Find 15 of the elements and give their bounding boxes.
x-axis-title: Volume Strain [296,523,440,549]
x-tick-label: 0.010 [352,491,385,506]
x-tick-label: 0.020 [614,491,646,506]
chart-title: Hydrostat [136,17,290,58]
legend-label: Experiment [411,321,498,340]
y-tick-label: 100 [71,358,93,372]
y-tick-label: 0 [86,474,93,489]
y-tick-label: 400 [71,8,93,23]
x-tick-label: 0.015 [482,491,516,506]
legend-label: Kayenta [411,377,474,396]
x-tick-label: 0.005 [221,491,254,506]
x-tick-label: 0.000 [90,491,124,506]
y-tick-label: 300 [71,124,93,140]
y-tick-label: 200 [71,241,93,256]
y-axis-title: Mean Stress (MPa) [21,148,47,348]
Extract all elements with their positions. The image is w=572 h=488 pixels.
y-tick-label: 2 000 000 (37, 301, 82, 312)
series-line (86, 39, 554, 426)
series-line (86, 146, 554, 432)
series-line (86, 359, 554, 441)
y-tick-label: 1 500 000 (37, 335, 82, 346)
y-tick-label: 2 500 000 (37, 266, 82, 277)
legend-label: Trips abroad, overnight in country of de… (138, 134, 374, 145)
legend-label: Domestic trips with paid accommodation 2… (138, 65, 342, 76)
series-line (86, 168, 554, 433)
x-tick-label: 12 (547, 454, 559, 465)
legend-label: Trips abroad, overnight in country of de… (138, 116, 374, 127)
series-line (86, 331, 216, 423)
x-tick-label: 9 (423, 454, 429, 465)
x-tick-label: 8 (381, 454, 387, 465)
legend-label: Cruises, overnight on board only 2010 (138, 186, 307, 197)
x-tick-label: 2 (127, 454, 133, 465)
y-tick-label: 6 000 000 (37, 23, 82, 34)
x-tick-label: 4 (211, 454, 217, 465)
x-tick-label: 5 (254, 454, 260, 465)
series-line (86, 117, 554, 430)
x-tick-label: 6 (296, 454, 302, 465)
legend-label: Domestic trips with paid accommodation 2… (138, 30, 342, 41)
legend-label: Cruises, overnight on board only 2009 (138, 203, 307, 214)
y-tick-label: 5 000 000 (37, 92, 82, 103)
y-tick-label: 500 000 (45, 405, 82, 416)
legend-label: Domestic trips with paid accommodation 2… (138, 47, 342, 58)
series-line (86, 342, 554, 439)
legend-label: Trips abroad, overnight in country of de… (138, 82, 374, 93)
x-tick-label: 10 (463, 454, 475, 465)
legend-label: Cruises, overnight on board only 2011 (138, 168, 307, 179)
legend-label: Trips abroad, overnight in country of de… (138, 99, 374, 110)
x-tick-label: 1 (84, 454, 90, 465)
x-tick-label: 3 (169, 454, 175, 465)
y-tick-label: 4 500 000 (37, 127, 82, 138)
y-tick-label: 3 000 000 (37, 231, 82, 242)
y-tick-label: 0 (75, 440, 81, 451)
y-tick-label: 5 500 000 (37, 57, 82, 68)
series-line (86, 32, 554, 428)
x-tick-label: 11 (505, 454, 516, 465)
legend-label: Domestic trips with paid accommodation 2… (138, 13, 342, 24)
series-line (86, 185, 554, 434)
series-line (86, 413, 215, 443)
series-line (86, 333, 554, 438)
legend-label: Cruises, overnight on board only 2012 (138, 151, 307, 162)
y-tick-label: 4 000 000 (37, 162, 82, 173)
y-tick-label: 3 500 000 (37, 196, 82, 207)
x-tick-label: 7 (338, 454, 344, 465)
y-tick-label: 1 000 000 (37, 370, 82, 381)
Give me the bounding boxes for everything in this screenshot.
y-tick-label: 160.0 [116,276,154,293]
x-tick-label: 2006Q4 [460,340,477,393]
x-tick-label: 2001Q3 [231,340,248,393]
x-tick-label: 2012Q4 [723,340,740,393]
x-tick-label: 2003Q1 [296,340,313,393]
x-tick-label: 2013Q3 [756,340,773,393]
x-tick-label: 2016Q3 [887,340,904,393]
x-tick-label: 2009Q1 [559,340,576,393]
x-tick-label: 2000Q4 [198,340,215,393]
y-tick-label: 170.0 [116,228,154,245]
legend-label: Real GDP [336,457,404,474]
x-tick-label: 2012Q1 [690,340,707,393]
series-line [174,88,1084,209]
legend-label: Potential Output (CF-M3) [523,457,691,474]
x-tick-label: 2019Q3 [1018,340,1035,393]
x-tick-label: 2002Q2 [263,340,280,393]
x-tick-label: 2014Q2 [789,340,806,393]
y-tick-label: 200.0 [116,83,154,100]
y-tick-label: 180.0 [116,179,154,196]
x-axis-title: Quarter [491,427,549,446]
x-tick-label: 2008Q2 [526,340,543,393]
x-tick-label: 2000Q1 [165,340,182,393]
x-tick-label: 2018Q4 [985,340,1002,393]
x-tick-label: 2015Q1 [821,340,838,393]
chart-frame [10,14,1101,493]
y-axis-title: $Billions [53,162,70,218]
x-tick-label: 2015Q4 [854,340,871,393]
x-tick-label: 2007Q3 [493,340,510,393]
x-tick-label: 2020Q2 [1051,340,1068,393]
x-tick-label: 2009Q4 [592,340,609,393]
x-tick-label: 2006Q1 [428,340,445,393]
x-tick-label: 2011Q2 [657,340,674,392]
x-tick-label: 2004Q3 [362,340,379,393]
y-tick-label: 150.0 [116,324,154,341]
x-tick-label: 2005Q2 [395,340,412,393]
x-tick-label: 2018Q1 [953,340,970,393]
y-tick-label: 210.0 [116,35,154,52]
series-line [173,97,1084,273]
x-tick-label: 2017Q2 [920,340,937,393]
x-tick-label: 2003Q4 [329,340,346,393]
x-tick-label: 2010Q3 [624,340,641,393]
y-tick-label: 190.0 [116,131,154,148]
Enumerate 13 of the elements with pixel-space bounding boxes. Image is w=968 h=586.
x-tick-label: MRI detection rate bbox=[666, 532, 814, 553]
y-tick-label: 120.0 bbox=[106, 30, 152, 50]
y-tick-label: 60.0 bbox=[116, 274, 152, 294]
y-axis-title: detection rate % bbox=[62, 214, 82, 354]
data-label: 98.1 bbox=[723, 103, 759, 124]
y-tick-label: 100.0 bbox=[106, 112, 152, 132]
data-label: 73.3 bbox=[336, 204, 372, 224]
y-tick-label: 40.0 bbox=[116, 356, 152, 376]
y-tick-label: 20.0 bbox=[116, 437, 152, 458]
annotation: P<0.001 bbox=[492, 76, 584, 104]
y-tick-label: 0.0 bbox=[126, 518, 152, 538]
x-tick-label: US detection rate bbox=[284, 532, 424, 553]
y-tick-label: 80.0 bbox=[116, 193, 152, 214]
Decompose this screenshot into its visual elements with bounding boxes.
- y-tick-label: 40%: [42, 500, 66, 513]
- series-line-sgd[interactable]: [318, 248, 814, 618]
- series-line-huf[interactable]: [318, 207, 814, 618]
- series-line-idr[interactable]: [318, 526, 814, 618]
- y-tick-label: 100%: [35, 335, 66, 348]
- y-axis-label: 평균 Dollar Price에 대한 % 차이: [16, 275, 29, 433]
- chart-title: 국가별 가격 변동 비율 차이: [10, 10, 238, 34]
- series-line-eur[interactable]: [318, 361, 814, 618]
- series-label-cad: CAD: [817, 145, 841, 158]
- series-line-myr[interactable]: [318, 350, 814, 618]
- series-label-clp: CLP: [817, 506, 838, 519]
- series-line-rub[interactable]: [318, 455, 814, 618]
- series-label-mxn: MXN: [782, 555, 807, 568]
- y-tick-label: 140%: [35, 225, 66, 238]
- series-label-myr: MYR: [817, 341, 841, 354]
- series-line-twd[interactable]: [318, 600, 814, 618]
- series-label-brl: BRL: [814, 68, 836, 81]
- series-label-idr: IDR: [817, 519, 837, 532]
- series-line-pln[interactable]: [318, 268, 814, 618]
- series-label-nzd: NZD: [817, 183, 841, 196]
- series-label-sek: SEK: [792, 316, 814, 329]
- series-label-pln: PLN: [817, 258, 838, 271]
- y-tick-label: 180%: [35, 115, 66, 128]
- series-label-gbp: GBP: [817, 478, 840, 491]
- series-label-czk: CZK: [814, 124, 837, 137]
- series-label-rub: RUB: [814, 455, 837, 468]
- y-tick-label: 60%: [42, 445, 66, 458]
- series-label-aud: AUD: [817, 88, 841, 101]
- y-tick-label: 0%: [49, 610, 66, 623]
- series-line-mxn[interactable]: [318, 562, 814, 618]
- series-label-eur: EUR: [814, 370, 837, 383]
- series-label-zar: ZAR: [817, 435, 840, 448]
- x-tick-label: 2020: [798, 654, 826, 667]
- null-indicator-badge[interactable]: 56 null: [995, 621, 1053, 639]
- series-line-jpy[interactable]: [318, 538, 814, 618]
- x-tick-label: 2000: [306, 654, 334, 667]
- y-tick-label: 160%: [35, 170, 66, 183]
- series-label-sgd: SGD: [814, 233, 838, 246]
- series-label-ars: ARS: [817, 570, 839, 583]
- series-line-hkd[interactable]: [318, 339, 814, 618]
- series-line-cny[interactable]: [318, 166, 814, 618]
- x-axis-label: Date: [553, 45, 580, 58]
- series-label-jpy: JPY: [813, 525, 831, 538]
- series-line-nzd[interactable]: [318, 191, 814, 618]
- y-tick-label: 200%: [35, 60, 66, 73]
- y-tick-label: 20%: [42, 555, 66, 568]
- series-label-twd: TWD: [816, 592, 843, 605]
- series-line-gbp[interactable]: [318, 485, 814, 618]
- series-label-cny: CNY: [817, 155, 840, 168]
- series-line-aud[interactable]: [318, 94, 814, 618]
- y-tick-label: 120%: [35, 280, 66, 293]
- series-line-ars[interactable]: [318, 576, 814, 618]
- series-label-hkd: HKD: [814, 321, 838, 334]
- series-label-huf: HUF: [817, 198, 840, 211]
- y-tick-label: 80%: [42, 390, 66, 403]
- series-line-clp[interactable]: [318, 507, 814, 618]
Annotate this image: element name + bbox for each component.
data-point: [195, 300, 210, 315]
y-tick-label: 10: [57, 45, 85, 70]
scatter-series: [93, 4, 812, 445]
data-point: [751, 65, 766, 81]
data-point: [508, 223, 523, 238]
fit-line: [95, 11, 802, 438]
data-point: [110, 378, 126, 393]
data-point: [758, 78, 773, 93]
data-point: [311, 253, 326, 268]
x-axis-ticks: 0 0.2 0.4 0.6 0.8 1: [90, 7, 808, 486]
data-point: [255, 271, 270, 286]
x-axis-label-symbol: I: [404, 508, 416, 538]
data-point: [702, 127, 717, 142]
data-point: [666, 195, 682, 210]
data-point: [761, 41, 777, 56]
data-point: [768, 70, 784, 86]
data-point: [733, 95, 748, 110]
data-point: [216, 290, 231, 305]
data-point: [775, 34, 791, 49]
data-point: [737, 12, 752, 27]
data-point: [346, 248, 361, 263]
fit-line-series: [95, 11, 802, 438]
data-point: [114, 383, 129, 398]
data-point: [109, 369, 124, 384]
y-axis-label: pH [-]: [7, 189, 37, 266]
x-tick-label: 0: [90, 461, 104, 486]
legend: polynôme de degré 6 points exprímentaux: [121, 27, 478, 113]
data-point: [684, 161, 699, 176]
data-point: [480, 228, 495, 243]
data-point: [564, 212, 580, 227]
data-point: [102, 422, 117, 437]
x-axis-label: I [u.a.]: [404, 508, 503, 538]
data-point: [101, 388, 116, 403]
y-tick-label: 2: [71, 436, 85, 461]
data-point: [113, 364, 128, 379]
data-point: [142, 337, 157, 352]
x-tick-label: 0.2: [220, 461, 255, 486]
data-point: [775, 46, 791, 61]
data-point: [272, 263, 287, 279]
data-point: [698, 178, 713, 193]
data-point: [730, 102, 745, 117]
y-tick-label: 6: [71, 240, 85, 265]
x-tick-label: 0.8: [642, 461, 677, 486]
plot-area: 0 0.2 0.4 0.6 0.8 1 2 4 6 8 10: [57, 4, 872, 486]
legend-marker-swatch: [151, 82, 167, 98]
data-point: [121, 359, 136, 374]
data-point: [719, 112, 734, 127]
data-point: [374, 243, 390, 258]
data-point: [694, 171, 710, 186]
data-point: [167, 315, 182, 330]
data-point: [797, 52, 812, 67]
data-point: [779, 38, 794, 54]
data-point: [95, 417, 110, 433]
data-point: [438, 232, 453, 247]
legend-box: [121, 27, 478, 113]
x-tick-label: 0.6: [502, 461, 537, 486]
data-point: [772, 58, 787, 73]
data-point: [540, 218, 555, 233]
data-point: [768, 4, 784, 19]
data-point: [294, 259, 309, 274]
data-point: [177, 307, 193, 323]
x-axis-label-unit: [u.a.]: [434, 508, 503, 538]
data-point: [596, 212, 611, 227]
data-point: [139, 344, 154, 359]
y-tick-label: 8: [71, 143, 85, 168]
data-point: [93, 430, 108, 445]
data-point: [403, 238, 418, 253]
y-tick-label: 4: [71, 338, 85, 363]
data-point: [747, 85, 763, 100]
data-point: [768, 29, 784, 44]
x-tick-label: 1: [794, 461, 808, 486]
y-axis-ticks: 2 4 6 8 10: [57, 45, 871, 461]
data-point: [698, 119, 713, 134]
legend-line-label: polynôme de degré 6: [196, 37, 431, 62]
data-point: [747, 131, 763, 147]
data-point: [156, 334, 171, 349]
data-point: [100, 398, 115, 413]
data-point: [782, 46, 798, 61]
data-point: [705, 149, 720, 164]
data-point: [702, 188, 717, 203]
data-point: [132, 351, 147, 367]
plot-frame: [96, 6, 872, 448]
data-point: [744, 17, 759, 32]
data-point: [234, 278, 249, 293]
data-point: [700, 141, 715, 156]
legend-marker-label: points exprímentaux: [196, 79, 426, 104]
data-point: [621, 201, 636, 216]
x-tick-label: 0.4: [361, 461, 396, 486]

==*==

> What is being asked: Lay out the material above as a numbered list, from its first line through the line containing "y-tick-label: 6 000 000 (37, 23, 82, 34)", with both of those lines included and blank lines left out.

> Solution to this exercise:
1. Find 15 of the elements and give their bounding boxes.
2. x-axis-title: Volume Strain [296,523,440,549]
3. x-tick-label: 0.010 [352,491,385,506]
4. x-tick-label: 0.020 [614,491,646,506]
5. chart-title: Hydrostat [136,17,290,58]
6. legend-label: Experiment [411,321,498,340]
7. y-tick-label: 100 [71,358,93,372]
8. y-tick-label: 0 [86,474,93,489]
9. y-tick-label: 400 [71,8,93,23]
10. x-tick-label: 0.015 [482,491,516,506]
11. legend-label: Kayenta [411,377,474,396]
12. x-tick-label: 0.005 [221,491,254,506]
13. x-tick-label: 0.000 [90,491,124,506]
14. y-tick-label: 300 [71,124,93,140]
15. y-tick-label: 200 [71,241,93,256]
16. y-axis-title: Mean Stress (MPa) [21,148,47,348]
17. Extract all elements with their positions. The image is w=572 h=488 pixels.
18. y-tick-label: 2 000 000 (37, 301, 82, 312)
19. series-line (86, 39, 554, 426)
20. series-line (86, 146, 554, 432)
21. series-line (86, 359, 554, 441)
22. y-tick-label: 1 500 000 (37, 335, 82, 346)
23. y-tick-label: 2 500 000 (37, 266, 82, 277)
24. legend-label: Trips abroad, overnight in country of de… (138, 134, 374, 145)
25. legend-label: Domestic trips with paid accommodation 2… (138, 65, 342, 76)
26. series-line (86, 168, 554, 433)
27. x-tick-label: 12 (547, 454, 559, 465)
28. legend-label: Trips abroad, overnight in country of de… (138, 116, 374, 127)
29. series-line (86, 331, 216, 423)
30. x-tick-label: 9 (423, 454, 429, 465)
31. x-tick-label: 8 (381, 454, 387, 465)
32. legend-label: Cruises, overnight on board only 2010 (138, 186, 307, 197)
33. x-tick-label: 2 (127, 454, 133, 465)
34. y-tick-label: 6 000 000 (37, 23, 82, 34)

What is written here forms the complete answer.